= Your task =
Restate the records in their entirety, word for word.

= Provided records =
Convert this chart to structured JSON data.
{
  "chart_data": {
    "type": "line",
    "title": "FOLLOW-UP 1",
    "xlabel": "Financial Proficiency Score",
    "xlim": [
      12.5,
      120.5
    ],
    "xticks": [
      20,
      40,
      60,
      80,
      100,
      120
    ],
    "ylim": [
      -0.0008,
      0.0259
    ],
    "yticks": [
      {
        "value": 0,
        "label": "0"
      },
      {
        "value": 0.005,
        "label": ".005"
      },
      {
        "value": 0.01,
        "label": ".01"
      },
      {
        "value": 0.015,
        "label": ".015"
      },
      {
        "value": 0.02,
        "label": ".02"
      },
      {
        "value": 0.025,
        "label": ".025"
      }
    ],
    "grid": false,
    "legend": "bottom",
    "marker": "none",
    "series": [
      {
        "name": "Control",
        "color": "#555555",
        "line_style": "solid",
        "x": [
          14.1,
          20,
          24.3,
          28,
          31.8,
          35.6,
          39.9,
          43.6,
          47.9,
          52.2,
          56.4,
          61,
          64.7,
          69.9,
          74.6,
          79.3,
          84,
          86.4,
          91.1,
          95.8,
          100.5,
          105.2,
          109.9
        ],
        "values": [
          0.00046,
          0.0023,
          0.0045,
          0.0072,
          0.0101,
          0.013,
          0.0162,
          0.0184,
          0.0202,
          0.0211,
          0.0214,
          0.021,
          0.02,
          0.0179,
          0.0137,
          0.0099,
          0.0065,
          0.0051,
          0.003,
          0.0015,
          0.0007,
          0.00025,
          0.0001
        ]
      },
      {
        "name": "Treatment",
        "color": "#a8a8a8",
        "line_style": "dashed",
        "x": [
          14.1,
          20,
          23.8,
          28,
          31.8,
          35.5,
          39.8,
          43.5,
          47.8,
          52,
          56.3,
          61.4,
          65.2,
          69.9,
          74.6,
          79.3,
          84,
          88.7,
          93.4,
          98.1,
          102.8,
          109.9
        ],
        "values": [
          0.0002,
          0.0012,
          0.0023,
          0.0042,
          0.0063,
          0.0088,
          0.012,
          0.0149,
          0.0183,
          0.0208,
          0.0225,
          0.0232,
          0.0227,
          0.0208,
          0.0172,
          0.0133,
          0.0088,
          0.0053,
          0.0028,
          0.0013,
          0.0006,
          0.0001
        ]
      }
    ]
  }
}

= Response to the task =
Convert this chart to structured JSON data.
{
  "chart_data": {
    "type": "line",
    "title": "FOLLOW-UP 1",
    "xlabel": "Financial Proficiency Score",
    "xlim": [
      12.5,
      120.5
    ],
    "xticks": [
      20,
      40,
      60,
      80,
      100,
      120
    ],
    "ylim": [
      -0.0008,
      0.0259
    ],
    "yticks": [
      {
        "value": 0,
        "label": "0"
      },
      {
        "value": 0.005,
        "label": ".005"
      },
      {
        "value": 0.01,
        "label": ".01"
      },
      {
        "value": 0.015,
        "label": ".015"
      },
      {
        "value": 0.02,
        "label": ".02"
      },
      {
        "value": 0.025,
        "label": ".025"
      }
    ],
    "grid": false,
    "legend": "bottom",
    "marker": "none",
    "series": [
      {
        "name": "Control",
        "color": "#555555",
        "line_style": "solid",
        "x": [
          14.1,
          20,
          24.3,
          28,
          31.8,
          35.6,
          39.9,
          43.6,
          47.9,
          52.2,
          56.4,
          61,
          64.7,
          69.9,
          74.6,
          79.3,
          84,
          86.4,
          91.1,
          95.8,
          100.5,
          105.2,
          109.9
        ],
        "values": [
          0.00046,
          0.0023,
          0.0045,
          0.0072,
          0.0101,
          0.013,
          0.0162,
          0.0184,
          0.0202,
          0.0211,
          0.0214,
          0.021,
          0.02,
          0.0179,
          0.0137,
          0.0099,
          0.0065,
          0.0051,
          0.003,
          0.0015,
          0.0007,
          0.00025,
          0.0001
        ]
      },
      {
        "name": "Treatment",
        "color": "#a8a8a8",
        "line_style": "dashed",
        "x": [
          14.1,
          20,
          23.8,
          28,
          31.8,
          35.5,
          39.8,
          43.5,
          47.8,
          52,
          56.3,
          61.4,
          65.2,
          69.9,
          74.6,
          79.3,
          84,
          88.7,
          93.4,
          98.1,
          102.8,
          109.9
        ],
        "values": [
          0.0002,
          0.0012,
          0.0023,
          0.0042,
          0.0063,
          0.0088,
          0.012,
          0.0149,
          0.0183,
          0.0208,
          0.0225,
          0.0232,
          0.0227,
          0.0208,
          0.0172,
          0.0133,
          0.0088,
          0.0053,
          0.0028,
          0.0013,
          0.0006,
          0.0001
        ]
      }
    ]
  }
}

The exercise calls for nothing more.